* **Problem requirements**: Would you reproduce every record exactly, leaving out the pictures?

==== Input records

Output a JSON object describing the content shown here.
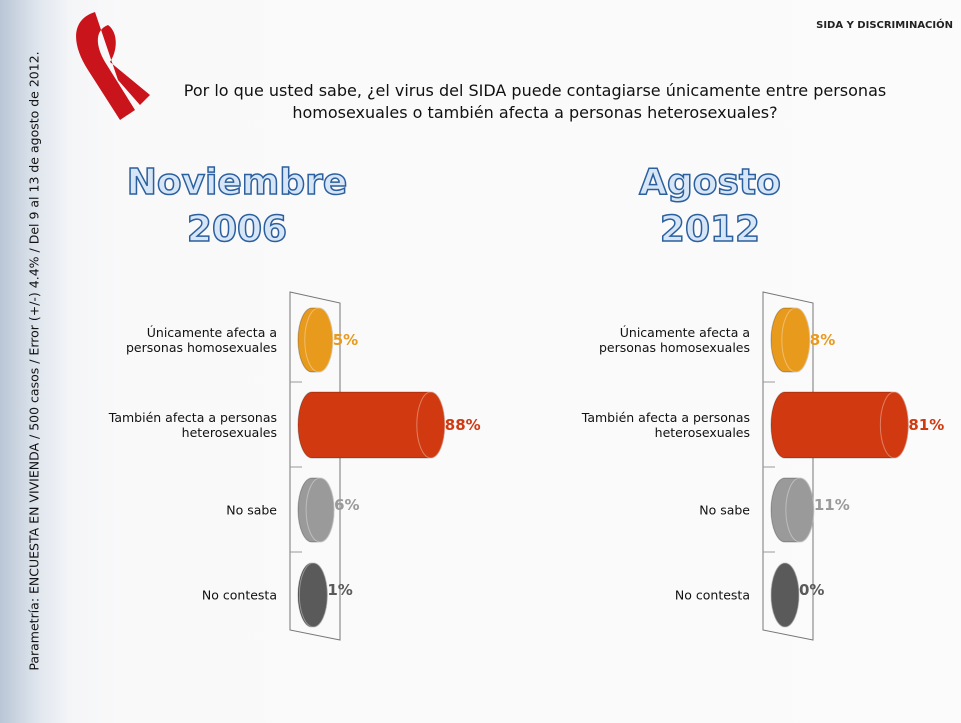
{
  "header": "SIDA Y DISCRIMINACIÓN",
  "question": "Por lo que usted sabe, ¿el virus del SIDA puede contagiarse únicamente entre personas homosexuales o también afecta a personas heterosexuales?",
  "source": "Parametría: ENCUESTA EN VIVIENDA / 500 casos / Error (+/-) 4.4% / Del 9 al 13 de agosto de 2012.",
  "chart_data": [
    {
      "type": "bar",
      "orientation": "horizontal",
      "title": "Noviembre 2006",
      "categories": [
        "Únicamente afecta a personas homosexuales",
        "También afecta a personas heterosexuales",
        "No sabe",
        "No contesta"
      ],
      "values": [
        5,
        88,
        6,
        1
      ],
      "value_labels": [
        "5%",
        "88%",
        "6%",
        "1%"
      ],
      "colors": [
        "#e89a1c",
        "#d13a10",
        "#9a9a9a",
        "#5a5a5a"
      ]
    },
    {
      "type": "bar",
      "orientation": "horizontal",
      "title": "Agosto 2012",
      "categories": [
        "Únicamente afecta a personas homosexuales",
        "También afecta a personas heterosexuales",
        "No sabe",
        "No contesta"
      ],
      "values": [
        8,
        81,
        11,
        0
      ],
      "value_labels": [
        "8%",
        "81%",
        "11%",
        "0%"
      ],
      "colors": [
        "#e89a1c",
        "#d13a10",
        "#9a9a9a",
        "#5a5a5a"
      ]
    }
  ]
}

========

* **Exercise result**:
Output a JSON object describing the content shown here.
{
  "header": "SIDA Y DISCRIMINACIÓN",
  "question": "Por lo que usted sabe, ¿el virus del SIDA puede contagiarse únicamente entre personas homosexuales o también afecta a personas heterosexuales?",
  "source": "Parametría: ENCUESTA EN VIVIENDA / 500 casos / Error (+/-) 4.4% / Del 9 al 13 de agosto de 2012.",
  "chart_data": [
    {
      "type": "bar",
      "orientation": "horizontal",
      "title": "Noviembre 2006",
      "categories": [
        "Únicamente afecta a personas homosexuales",
        "También afecta a personas heterosexuales",
        "No sabe",
        "No contesta"
      ],
      "values": [
        5,
        88,
        6,
        1
      ],
      "value_labels": [
        "5%",
        "88%",
        "6%",
        "1%"
      ],
      "colors": [
        "#e89a1c",
        "#d13a10",
        "#9a9a9a",
        "#5a5a5a"
      ]
    },
    {
      "type": "bar",
      "orientation": "horizontal",
      "title": "Agosto 2012",
      "categories": [
        "Únicamente afecta a personas homosexuales",
        "También afecta a personas heterosexuales",
        "No sabe",
        "No contesta"
      ],
      "values": [
        8,
        81,
        11,
        0
      ],
      "value_labels": [
        "8%",
        "81%",
        "11%",
        "0%"
      ],
      "colors": [
        "#e89a1c",
        "#d13a10",
        "#9a9a9a",
        "#5a5a5a"
      ]
    }
  ]
}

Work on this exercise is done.